• EXERCISE GOAL:
Begin at the line that holds "Extract all readable text from this page." and copy each line exactly until the data below ends, including that last line but no pictures.

• Stored entries:
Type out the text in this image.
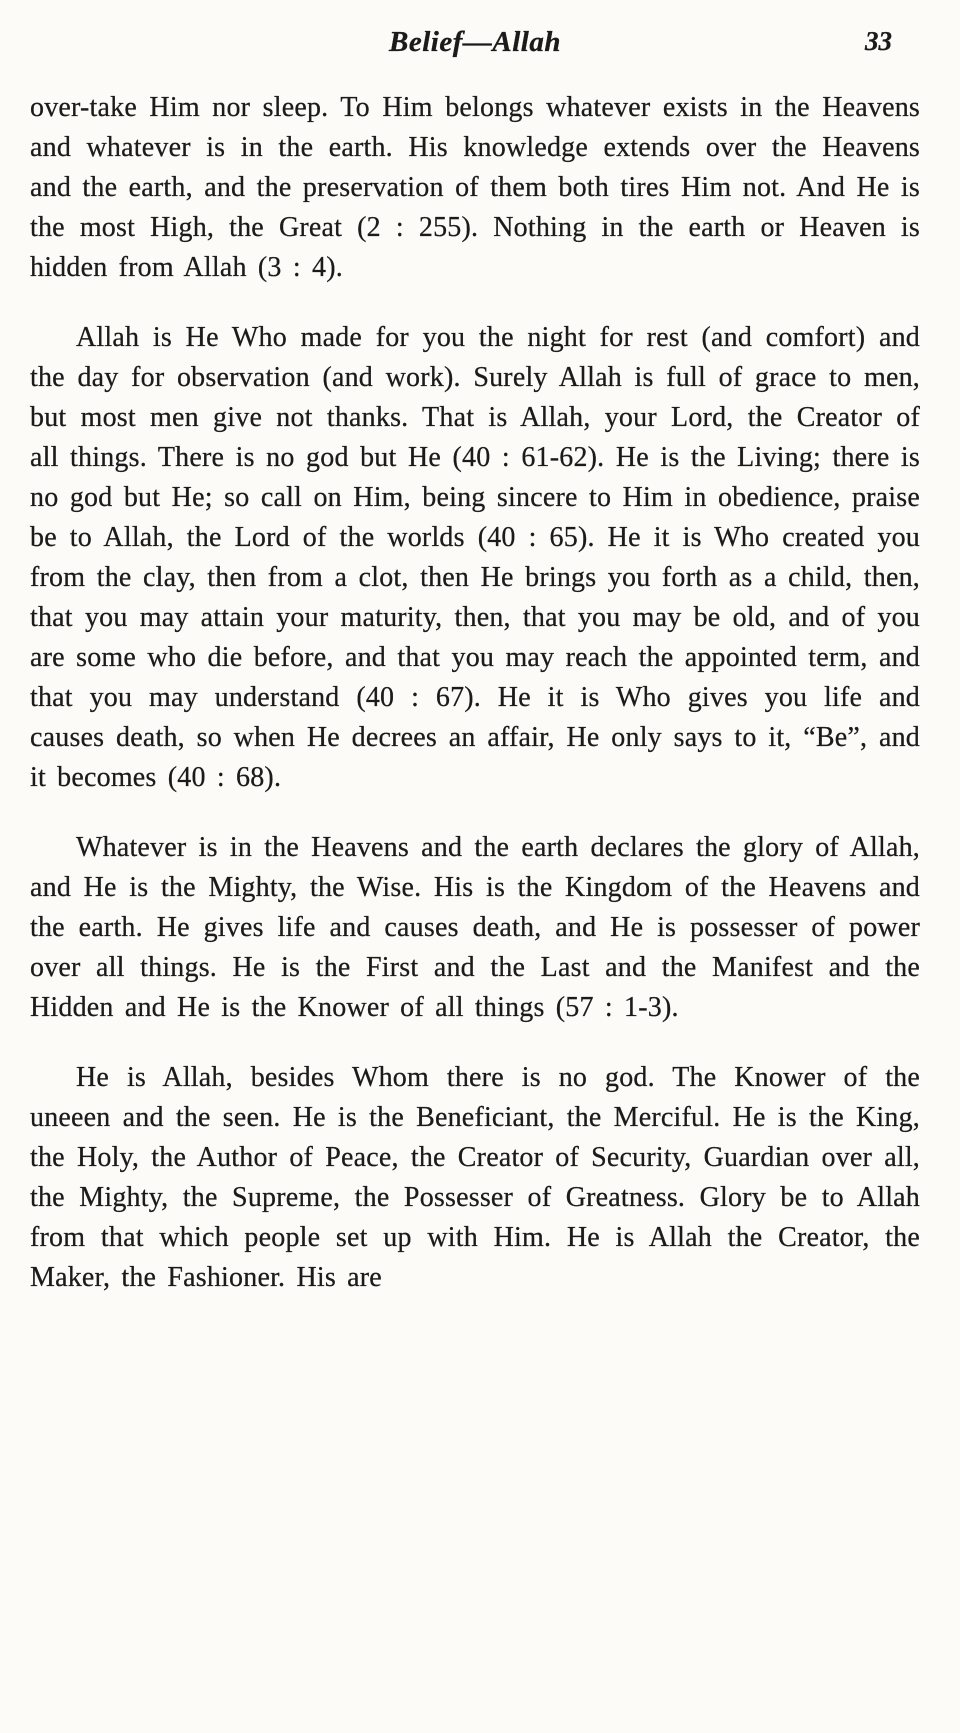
Belief—Allah	33

over-take Him nor sleep. To Him belongs whatever exists in the Heavens and whatever is in the earth. His knowledge extends over the Heavens and the earth, and the preservation of them both tires Him not. And He is the most High, the Great (2 : 255). Nothing in the earth or Heaven is hidden from Allah (3 : 4).

Allah is He Who made for you the night for rest (and comfort) and the day for observation (and work). Surely Allah is full of grace to men, but most men give not thanks. That is Allah, your Lord, the Creator of all things. There is no god but He (40 : 61-62). He is the Living; there is no god but He; so call on Him, being sincere to Him in obedience, praise be to Allah, the Lord of the worlds (40 : 65). He it is Who created you from the clay, then from a clot, then He brings you forth as a child, then, that you may attain your maturity, then, that you may be old, and of you are some who die before, and that you may reach the appointed term, and that you may understand (40 : 67). He it is Who gives you life and causes death, so when He decrees an affair, He only says to it, “Be”, and it becomes (40 : 68).

Whatever is in the Heavens and the earth declares the glory of Allah, and He is the Mighty, the Wise. His is the Kingdom of the Heavens and the earth. He gives life and causes death, and He is possesser of power over all things. He is the First and the Last and the Manifest and the Hidden and He is the Knower of all things (57 : 1-3).

He is Allah, besides Whom there is no god. The Knower of the uneeen and the seen. He is the Beneficiant, the Merciful. He is the King, the Holy, the Author of Peace, the Creator of Security, Guardian over all, the Mighty, the Supreme, the Possesser of Greatness. Glory be to Allah from that which people set up with Him. He is Allah the Creator, the Maker, the Fashioner. His are
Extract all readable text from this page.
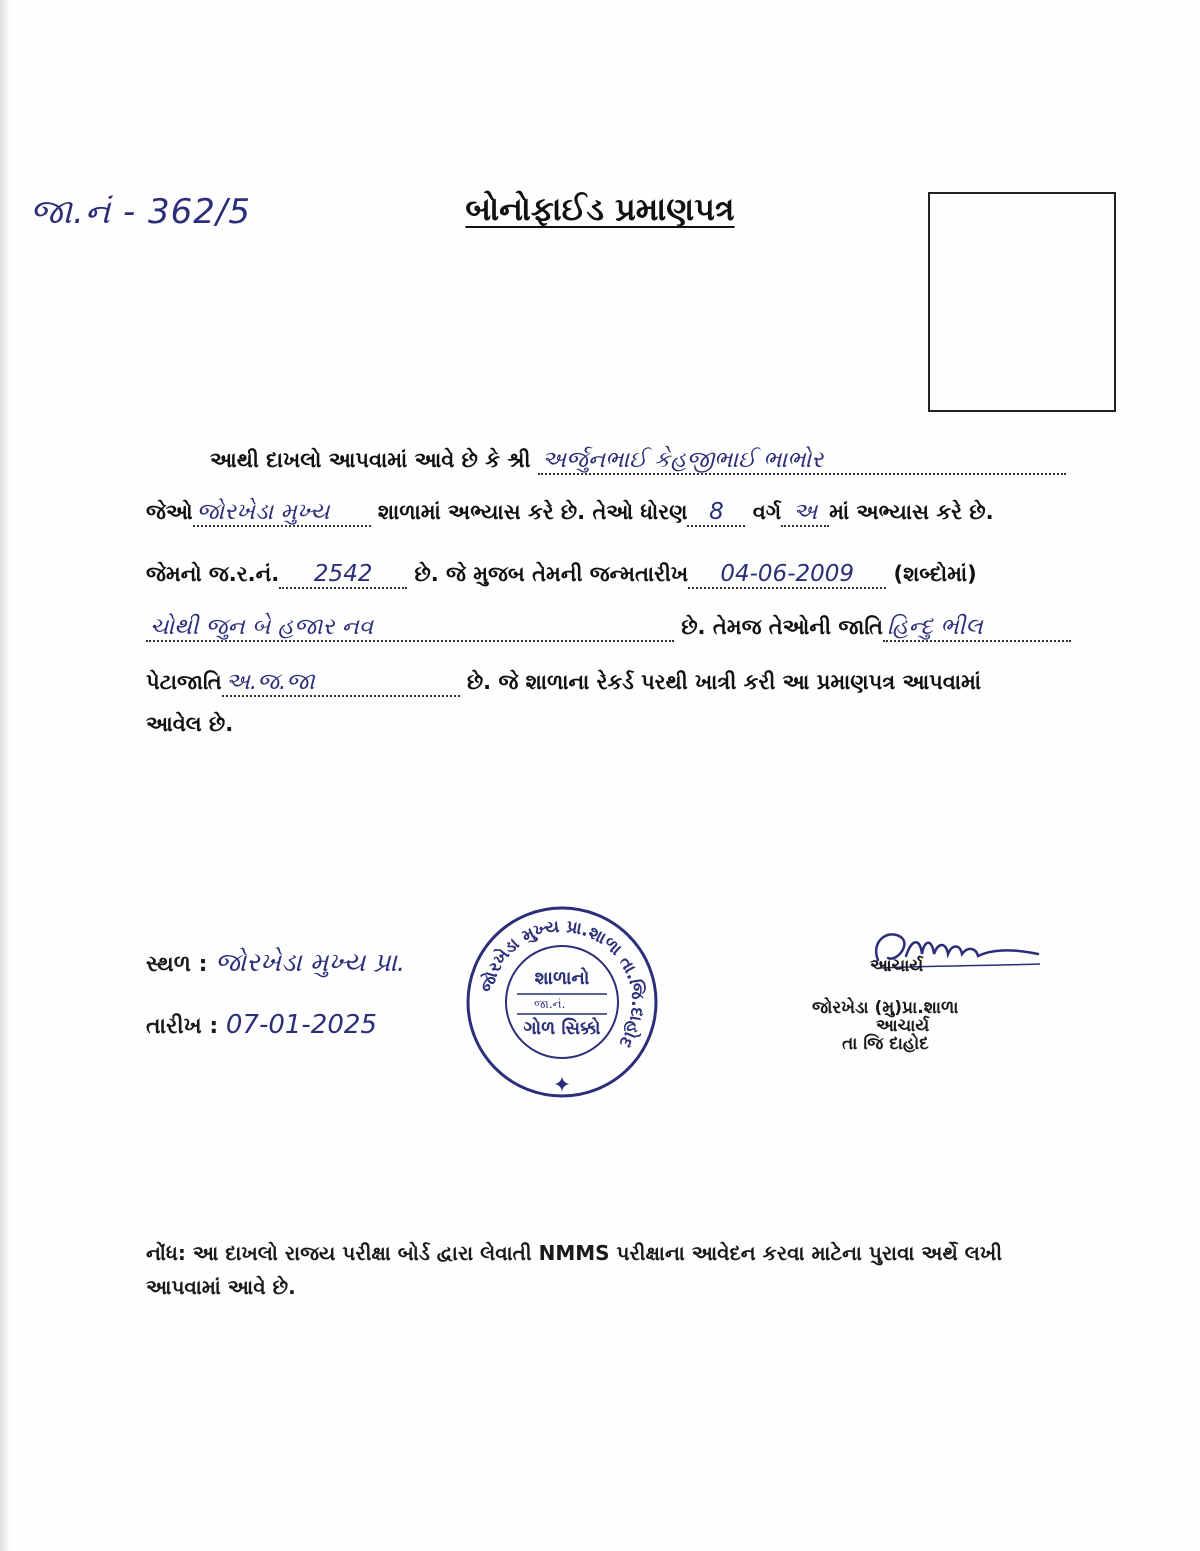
જા.નં - 362/5	બોનોફાઈડ પ્રમાણપત્ર
આથી દાખલો આપવામાં આવે છે કે શ્રી અર્જુનભાઈ કેહજીભાઈ ભાભોર
જેઓ જોરખેડા મુખ્ય શાળામાં અભ્યાસ કરે છે. તેઓ ધોરણ 8 વર્ગ અ માં અભ્યાસ કરે છે.
જેમનો જ.ર.નં. 2542 છે. જે મુજબ તેમની જન્મતારીખ 04-06-2009 (શબ્દોમાં)
ચોથી જુન બે હજાર નવ	છે. તેમજ તેઓની જાતિ હિન્દુ ભીલ
પેટાજાતિ અ.જ.જા	છે. જે શાળાના રેકર્ડ પરથી ખાત્રી કરી આ પ્રમાણપત્ર આપવામાં
આવેલ છે.
સ્થળ : જોરખેડા મુખ્ય પ્રા.
તારીખ : 07-01-2025
જોરખેડા મુખ્ય પ્રા.શાળા તા.જિ.દાહોદ
શાળાનો
જા.નં.
ગોળ સિક્કો
✦
આચાર્ય
જોરખેડા (મુ)પ્રા.શાળા
આચાર્ય
તા જિ દાહોદ
નોંધ: આ દાખલો રાજય પરીક્ષા બોર્ડ દ્વારા લેવાતી NMMS પરીક્ષાના આવેદન કરવા માટેના પુરાવા અર્થે લખી આપવામાં આવે છે.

• ANSWER IN FULL:
Extract all readable text from this page.
જા.નં - 362/5	બોનોફાઈડ પ્રમાણપત્ર
આથી દાખલો આપવામાં આવે છે કે શ્રી અર્જુનભાઈ કેહજીભાઈ ભાભોર
જેઓ જોરખેડા મુખ્ય શાળામાં અભ્યાસ કરે છે. તેઓ ધોરણ 8 વર્ગ અ માં અભ્યાસ કરે છે.
જેમનો જ.ર.નં. 2542 છે. જે મુજબ તેમની જન્મતારીખ 04-06-2009 (શબ્દોમાં)
ચોથી જુન બે હજાર નવ	છે. તેમજ તેઓની જાતિ હિન્દુ ભીલ
પેટાજાતિ અ.જ.જા	છે. જે શાળાના રેકર્ડ પરથી ખાત્રી કરી આ પ્રમાણપત્ર આપવામાં
આવેલ છે.
સ્થળ : જોરખેડા મુખ્ય પ્રા.
તારીખ : 07-01-2025
જોરખેડા મુખ્ય પ્રા.શાળા તા.જિ.દાહોદ
શાળાનો
જા.નં.
ગોળ સિક્કો
✦
આચાર્ય
જોરખેડા (મુ)પ્રા.શાળા
આચાર્ય
તા જિ દાહોદ
નોંધ: આ દાખલો રાજય પરીક્ષા બોર્ડ દ્વારા લેવાતી NMMS પરીક્ષાના આવેદન કરવા માટેના પુરાવા અર્થે લખી આપવામાં આવે છે.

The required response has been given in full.